(A run of records)

"""

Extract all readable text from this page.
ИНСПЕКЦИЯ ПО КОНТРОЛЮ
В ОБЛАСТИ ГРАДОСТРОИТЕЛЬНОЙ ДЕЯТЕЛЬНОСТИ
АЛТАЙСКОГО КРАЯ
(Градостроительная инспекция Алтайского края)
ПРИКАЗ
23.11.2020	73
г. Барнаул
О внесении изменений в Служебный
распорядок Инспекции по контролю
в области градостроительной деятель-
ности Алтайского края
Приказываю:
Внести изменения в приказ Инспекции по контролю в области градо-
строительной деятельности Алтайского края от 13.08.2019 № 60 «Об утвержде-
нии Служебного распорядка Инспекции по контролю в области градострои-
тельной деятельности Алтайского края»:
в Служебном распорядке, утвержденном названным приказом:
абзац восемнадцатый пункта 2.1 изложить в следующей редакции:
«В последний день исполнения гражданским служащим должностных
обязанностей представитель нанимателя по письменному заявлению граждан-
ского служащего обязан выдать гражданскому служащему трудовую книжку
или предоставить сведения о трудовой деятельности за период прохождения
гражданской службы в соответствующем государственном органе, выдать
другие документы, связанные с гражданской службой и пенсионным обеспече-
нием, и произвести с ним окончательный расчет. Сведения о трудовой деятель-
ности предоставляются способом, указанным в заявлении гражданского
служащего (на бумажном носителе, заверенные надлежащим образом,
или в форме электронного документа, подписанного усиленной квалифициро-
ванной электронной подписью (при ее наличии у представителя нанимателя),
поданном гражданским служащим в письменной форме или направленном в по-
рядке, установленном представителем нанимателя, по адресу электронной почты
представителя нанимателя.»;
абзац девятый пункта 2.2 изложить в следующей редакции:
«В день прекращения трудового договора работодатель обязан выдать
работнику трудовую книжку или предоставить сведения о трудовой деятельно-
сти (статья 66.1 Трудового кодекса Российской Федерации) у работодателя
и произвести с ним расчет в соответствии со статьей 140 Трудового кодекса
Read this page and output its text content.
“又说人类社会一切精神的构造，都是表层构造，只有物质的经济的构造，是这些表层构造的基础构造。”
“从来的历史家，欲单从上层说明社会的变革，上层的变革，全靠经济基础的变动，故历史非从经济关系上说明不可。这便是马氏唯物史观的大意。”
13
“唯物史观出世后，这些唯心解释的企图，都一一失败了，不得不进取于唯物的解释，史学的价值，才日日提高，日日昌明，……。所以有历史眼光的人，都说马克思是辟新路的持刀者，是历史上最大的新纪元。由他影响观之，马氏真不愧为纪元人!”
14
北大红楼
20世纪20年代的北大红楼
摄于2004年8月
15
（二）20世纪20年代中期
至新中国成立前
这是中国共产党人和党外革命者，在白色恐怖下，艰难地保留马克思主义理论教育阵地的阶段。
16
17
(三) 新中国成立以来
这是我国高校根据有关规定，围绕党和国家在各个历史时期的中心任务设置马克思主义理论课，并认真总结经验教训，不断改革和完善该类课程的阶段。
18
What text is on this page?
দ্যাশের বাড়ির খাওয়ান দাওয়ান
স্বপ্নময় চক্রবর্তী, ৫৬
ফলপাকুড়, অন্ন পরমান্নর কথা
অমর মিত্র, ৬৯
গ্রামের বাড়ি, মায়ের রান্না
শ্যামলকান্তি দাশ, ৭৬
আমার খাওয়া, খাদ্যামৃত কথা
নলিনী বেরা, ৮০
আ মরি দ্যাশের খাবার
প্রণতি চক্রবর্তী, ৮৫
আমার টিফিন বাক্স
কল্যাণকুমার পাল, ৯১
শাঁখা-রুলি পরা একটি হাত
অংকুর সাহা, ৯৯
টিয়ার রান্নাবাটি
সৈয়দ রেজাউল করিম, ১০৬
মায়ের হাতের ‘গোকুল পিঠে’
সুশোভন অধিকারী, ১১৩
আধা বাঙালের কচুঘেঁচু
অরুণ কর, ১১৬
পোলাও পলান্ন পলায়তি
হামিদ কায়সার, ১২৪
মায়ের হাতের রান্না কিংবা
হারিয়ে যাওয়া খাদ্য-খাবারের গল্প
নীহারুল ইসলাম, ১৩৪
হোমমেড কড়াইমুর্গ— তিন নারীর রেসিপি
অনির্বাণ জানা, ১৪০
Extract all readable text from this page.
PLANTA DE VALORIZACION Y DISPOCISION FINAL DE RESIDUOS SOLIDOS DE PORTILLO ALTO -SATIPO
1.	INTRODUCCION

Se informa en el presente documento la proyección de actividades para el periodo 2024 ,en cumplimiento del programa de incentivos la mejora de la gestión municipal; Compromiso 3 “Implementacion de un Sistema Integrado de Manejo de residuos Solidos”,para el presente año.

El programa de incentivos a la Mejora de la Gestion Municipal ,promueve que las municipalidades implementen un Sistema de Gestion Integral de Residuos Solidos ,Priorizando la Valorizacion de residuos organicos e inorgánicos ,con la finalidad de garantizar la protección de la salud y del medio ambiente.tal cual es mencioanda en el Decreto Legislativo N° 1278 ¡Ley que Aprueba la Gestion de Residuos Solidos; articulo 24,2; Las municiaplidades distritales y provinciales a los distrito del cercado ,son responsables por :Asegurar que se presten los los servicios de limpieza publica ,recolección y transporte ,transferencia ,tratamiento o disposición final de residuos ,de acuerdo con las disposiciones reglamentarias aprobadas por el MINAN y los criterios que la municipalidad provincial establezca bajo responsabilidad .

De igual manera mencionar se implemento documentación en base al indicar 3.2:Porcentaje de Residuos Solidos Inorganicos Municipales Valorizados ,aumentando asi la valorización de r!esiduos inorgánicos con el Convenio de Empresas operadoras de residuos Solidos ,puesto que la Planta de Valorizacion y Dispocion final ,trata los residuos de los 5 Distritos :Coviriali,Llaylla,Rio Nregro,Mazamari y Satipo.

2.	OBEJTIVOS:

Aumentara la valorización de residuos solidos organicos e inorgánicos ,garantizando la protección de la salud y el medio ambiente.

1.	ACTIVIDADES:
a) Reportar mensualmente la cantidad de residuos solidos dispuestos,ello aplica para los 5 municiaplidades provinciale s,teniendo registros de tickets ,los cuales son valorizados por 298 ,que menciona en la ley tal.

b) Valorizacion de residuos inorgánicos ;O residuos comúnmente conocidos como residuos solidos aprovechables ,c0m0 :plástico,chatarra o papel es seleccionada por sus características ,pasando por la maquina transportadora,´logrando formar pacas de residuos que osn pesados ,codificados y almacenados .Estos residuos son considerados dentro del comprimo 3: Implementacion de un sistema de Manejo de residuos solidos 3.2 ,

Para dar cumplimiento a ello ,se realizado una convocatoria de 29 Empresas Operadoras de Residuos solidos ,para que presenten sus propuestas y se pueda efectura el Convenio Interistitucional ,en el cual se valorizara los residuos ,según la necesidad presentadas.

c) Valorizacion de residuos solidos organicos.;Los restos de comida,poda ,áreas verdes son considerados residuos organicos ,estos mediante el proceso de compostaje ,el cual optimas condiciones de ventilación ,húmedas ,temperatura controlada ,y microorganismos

"""

▸ **What you have to do**
Transcribe all lines as written.

▸ **Exercise output**
Extract all readable text from this page.
ИНСПЕКЦИЯ ПО КОНТРОЛЮ
В ОБЛАСТИ ГРАДОСТРОИТЕЛЬНОЙ ДЕЯТЕЛЬНОСТИ
АЛТАЙСКОГО КРАЯ
(Градостроительная инспекция Алтайского края)
ПРИКАЗ
23.11.2020	73
г. Барнаул
О внесении изменений в Служебный
распорядок Инспекции по контролю
в области градостроительной деятель-
ности Алтайского края
Приказываю:
Внести изменения в приказ Инспекции по контролю в области градо-
строительной деятельности Алтайского края от 13.08.2019 № 60 «Об утвержде-
нии Служебного распорядка Инспекции по контролю в области градострои-
тельной деятельности Алтайского края»:
в Служебном распорядке, утвержденном названным приказом:
абзац восемнадцатый пункта 2.1 изложить в следующей редакции:
«В последний день исполнения гражданским служащим должностных
обязанностей представитель нанимателя по письменному заявлению граждан-
ского служащего обязан выдать гражданскому служащему трудовую книжку
или предоставить сведения о трудовой деятельности за период прохождения
гражданской службы в соответствующем государственном органе, выдать
другие документы, связанные с гражданской службой и пенсионным обеспече-
нием, и произвести с ним окончательный расчет. Сведения о трудовой деятель-
ности предоставляются способом, указанным в заявлении гражданского
служащего (на бумажном носителе, заверенные надлежащим образом,
или в форме электронного документа, подписанного усиленной квалифициро-
ванной электронной подписью (при ее наличии у представителя нанимателя),
поданном гражданским служащим в письменной форме или направленном в по-
рядке, установленном представителем нанимателя, по адресу электронной почты
представителя нанимателя.»;
абзац девятый пункта 2.2 изложить в следующей редакции:
«В день прекращения трудового договора работодатель обязан выдать
работнику трудовую книжку или предоставить сведения о трудовой деятельно-
сти (статья 66.1 Трудового кодекса Российской Федерации) у работодателя
и произвести с ним расчет в соответствии со статьей 140 Трудового кодекса
Read this page and output its text content.
“又说人类社会一切精神的构造，都是表层构造，只有物质的经济的构造，是这些表层构造的基础构造。”
“从来的历史家，欲单从上层说明社会的变革，上层的变革，全靠经济基础的变动，故历史非从经济关系上说明不可。这便是马氏唯物史观的大意。”
13
“唯物史观出世后，这些唯心解释的企图，都一一失败了，不得不进取于唯物的解释，史学的价值，才日日提高，日日昌明，……。所以有历史眼光的人，都说马克思是辟新路的持刀者，是历史上最大的新纪元。由他影响观之，马氏真不愧为纪元人!”
14
北大红楼
20世纪20年代的北大红楼
摄于2004年8月
15
（二）20世纪20年代中期
至新中国成立前
这是中国共产党人和党外革命者，在白色恐怖下，艰难地保留马克思主义理论教育阵地的阶段。
16
17
(三) 新中国成立以来
这是我国高校根据有关规定，围绕党和国家在各个历史时期的中心任务设置马克思主义理论课，并认真总结经验教训，不断改革和完善该类课程的阶段。
18
What text is on this page?
দ্যাশের বাড়ির খাওয়ান দাওয়ান
স্বপ্নময় চক্রবর্তী, ৫৬
ফলপাকুড়, অন্ন পরমান্নর কথা
অমর মিত্র, ৬৯
গ্রামের বাড়ি, মায়ের রান্না
শ্যামলকান্তি দাশ, ৭৬
আমার খাওয়া, খাদ্যামৃত কথা
নলিনী বেরা, ৮০
আ মরি দ্যাশের খাবার
প্রণতি চক্রবর্তী, ৮৫
আমার টিফিন বাক্স
কল্যাণকুমার পাল, ৯১
শাঁখা-রুলি পরা একটি হাত
অংকুর সাহা, ৯৯
টিয়ার রান্নাবাটি
সৈয়দ রেজাউল করিম, ১০৬
মায়ের হাতের ‘গোকুল পিঠে’
সুশোভন অধিকারী, ১১৩
আধা বাঙালের কচুঘেঁচু
অরুণ কর, ১১৬
পোলাও পলান্ন পলায়তি
হামিদ কায়সার, ১২৪
মায়ের হাতের রান্না কিংবা
হারিয়ে যাওয়া খাদ্য-খাবারের গল্প
নীহারুল ইসলাম, ১৩৪
হোমমেড কড়াইমুর্গ— তিন নারীর রেসিপি
অনির্বাণ জানা, ১৪০
Extract all readable text from this page.
PLANTA DE VALORIZACION Y DISPOCISION FINAL DE RESIDUOS SOLIDOS DE PORTILLO ALTO -SATIPO
1.	INTRODUCCION

Se informa en el presente documento la proyección de actividades para el periodo 2024 ,en cumplimiento del programa de incentivos la mejora de la gestión municipal; Compromiso 3 “Implementacion de un Sistema Integrado de Manejo de residuos Solidos”,para el presente año.

El programa de incentivos a la Mejora de la Gestion Municipal ,promueve que las municipalidades implementen un Sistema de Gestion Integral de Residuos Solidos ,Priorizando la Valorizacion de residuos organicos e inorgánicos ,con la finalidad de garantizar la protección de la salud y del medio ambiente.tal cual es mencioanda en el Decreto Legislativo N° 1278 ¡Ley que Aprueba la Gestion de Residuos Solidos; articulo 24,2; Las municiaplidades distritales y provinciales a los distrito del cercado ,son responsables por :Asegurar que se presten los los servicios de limpieza publica ,recolección y transporte ,transferencia ,tratamiento o disposición final de residuos ,de acuerdo con las disposiciones reglamentarias aprobadas por el MINAN y los criterios que la municipalidad provincial establezca bajo responsabilidad .

De igual manera mencionar se implemento documentación en base al indicar 3.2:Porcentaje de Residuos Solidos Inorganicos Municipales Valorizados ,aumentando asi la valorización de r!esiduos inorgánicos con el Convenio de Empresas operadoras de residuos Solidos ,puesto que la Planta de Valorizacion y Dispocion final ,trata los residuos de los 5 Distritos :Coviriali,Llaylla,Rio Nregro,Mazamari y Satipo.

2.	OBEJTIVOS:

Aumentara la valorización de residuos solidos organicos e inorgánicos ,garantizando la protección de la salud y el medio ambiente.

1.	ACTIVIDADES:
a) Reportar mensualmente la cantidad de residuos solidos dispuestos,ello aplica para los 5 municiaplidades provinciale s,teniendo registros de tickets ,los cuales son valorizados por 298 ,que menciona en la ley tal.

b) Valorizacion de residuos inorgánicos ;O residuos comúnmente conocidos como residuos solidos aprovechables ,c0m0 :plástico,chatarra o papel es seleccionada por sus características ,pasando por la maquina transportadora,´logrando formar pacas de residuos que osn pesados ,codificados y almacenados .Estos residuos son considerados dentro del comprimo 3: Implementacion de un sistema de Manejo de residuos solidos 3.2 ,

Para dar cumplimiento a ello ,se realizado una convocatoria de 29 Empresas Operadoras de Residuos solidos ,para que presenten sus propuestas y se pueda efectura el Convenio Interistitucional ,en el cual se valorizara los residuos ,según la necesidad presentadas.

c) Valorizacion de residuos solidos organicos.;Los restos de comida,poda ,áreas verdes son considerados residuos organicos ,estos mediante el proceso de compostaje ,el cual optimas condiciones de ventilación ,húmedas ,temperatura controlada ,y microorganismos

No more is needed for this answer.